▶ _PROBLEM TO WORK ON_
Lift out all lines below that contain "model".

++++ THE RECORDS ++++

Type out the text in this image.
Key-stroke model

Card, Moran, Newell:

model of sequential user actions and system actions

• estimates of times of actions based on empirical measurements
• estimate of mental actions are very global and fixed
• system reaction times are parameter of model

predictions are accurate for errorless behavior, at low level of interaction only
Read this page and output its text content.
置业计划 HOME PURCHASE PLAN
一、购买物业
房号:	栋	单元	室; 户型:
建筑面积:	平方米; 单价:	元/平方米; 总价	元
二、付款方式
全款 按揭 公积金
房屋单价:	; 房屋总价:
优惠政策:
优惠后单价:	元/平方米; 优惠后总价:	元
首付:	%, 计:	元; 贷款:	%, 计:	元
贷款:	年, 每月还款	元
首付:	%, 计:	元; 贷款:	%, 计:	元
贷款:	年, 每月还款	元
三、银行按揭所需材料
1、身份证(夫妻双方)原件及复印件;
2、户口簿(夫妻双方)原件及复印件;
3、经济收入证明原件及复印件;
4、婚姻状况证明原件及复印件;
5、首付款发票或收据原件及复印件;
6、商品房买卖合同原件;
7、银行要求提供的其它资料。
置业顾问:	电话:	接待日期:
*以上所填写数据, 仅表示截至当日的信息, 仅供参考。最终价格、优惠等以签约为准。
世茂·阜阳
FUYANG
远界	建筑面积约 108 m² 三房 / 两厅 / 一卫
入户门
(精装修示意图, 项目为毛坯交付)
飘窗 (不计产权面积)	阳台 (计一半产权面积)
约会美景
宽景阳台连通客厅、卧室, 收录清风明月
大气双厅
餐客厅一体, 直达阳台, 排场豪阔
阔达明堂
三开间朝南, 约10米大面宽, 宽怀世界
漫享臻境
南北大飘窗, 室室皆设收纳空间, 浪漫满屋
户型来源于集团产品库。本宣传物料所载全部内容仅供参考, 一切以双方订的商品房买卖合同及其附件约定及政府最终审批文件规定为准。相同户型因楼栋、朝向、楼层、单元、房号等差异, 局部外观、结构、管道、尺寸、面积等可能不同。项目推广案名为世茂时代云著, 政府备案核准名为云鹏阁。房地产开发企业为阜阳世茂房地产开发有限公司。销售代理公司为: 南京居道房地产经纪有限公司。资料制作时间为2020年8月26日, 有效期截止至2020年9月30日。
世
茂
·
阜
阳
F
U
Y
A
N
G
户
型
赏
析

++++

▶ _SOLUTION TO THIS PROBLEM_
Key-stroke model
model of sequential user actions and system actions
• system reaction times are parameter of model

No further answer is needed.